--- Start ---
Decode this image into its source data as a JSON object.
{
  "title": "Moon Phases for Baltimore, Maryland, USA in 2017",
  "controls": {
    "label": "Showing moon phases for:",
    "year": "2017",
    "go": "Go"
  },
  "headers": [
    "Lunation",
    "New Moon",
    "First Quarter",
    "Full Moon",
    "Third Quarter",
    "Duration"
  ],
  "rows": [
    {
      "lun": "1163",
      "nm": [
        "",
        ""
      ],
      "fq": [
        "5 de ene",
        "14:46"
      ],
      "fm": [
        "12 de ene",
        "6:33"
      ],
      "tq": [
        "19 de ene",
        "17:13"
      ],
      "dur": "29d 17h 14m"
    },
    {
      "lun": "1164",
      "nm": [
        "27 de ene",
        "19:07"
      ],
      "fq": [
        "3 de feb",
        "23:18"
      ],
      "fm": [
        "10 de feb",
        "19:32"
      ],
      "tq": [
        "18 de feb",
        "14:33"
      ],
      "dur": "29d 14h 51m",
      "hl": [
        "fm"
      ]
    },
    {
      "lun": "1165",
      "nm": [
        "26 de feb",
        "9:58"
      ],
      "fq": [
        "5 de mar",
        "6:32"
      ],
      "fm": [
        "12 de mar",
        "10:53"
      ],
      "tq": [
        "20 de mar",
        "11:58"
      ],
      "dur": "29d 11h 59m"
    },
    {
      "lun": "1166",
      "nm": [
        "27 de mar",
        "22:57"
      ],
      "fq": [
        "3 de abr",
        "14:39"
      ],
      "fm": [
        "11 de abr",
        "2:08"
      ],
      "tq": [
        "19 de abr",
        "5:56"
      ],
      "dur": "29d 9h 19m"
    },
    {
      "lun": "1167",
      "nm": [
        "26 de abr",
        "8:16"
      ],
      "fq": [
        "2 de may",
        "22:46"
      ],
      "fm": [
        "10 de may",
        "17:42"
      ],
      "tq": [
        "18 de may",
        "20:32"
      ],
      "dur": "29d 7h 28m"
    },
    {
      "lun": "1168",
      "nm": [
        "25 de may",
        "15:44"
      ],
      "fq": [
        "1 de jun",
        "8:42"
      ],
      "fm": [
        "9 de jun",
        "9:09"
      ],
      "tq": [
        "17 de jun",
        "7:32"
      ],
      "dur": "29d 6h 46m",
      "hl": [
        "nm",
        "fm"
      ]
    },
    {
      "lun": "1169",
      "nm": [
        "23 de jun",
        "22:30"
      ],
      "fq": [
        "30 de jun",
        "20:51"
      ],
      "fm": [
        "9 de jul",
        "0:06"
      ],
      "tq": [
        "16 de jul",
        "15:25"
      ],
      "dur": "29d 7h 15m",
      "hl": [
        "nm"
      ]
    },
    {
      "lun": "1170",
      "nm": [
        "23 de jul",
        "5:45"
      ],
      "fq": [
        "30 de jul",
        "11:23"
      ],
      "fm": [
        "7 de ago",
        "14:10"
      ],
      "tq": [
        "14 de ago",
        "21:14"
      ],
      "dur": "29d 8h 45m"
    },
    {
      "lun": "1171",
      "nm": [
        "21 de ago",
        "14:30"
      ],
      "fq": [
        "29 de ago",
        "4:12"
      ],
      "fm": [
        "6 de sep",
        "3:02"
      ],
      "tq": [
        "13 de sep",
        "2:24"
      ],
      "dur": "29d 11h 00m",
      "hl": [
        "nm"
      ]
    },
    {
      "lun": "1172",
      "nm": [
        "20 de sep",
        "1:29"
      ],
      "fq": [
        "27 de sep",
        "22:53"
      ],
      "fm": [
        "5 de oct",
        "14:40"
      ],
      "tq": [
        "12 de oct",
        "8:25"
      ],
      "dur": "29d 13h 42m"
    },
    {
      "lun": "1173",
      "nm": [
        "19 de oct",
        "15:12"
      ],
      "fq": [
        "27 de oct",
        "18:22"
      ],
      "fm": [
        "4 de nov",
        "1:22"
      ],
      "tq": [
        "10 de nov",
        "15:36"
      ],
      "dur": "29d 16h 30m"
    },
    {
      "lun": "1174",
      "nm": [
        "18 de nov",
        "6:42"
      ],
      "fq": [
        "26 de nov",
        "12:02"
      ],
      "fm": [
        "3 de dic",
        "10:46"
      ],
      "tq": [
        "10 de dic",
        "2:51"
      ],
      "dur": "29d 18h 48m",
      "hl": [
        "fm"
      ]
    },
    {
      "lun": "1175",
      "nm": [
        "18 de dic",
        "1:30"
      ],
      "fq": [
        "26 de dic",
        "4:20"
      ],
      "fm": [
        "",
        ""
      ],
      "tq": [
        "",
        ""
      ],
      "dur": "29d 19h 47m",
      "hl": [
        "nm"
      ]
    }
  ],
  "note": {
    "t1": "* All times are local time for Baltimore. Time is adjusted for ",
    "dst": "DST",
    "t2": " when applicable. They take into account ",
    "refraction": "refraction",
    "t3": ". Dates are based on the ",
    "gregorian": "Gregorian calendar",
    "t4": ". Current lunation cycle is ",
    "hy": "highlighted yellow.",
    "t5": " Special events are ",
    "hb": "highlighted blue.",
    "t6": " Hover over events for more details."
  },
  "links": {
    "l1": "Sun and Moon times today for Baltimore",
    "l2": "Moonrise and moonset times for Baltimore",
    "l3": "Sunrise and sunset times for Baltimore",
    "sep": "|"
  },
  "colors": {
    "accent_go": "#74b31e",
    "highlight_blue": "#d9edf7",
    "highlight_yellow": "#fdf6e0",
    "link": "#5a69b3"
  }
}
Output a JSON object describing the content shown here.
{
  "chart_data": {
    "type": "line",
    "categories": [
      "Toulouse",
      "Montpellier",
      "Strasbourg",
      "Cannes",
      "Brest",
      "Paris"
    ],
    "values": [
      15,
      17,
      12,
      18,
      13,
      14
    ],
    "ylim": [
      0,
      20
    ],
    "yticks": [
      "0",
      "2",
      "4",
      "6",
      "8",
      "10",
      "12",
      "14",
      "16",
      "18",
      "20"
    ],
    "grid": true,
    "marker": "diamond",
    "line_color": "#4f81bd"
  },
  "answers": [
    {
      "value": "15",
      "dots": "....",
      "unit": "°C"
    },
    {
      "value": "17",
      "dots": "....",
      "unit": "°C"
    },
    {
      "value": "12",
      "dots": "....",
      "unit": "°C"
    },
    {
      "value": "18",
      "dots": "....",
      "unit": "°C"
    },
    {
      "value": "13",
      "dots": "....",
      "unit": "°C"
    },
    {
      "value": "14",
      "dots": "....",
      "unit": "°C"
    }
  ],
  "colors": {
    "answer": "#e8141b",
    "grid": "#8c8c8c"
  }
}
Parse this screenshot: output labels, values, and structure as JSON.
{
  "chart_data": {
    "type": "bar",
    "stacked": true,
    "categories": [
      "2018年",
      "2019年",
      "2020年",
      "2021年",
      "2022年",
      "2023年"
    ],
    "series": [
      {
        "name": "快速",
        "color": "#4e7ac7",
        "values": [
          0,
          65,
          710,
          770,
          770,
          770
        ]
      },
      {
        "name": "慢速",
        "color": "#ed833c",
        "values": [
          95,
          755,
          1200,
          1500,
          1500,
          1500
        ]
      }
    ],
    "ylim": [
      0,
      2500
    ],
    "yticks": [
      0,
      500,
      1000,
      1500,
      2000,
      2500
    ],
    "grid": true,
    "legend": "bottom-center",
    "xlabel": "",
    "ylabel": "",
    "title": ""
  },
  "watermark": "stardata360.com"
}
--- End ---
> [Work instructions]
Scan the entries above and work out how many lines include the word "times"; the reply is that number alone.

> [Result below]
4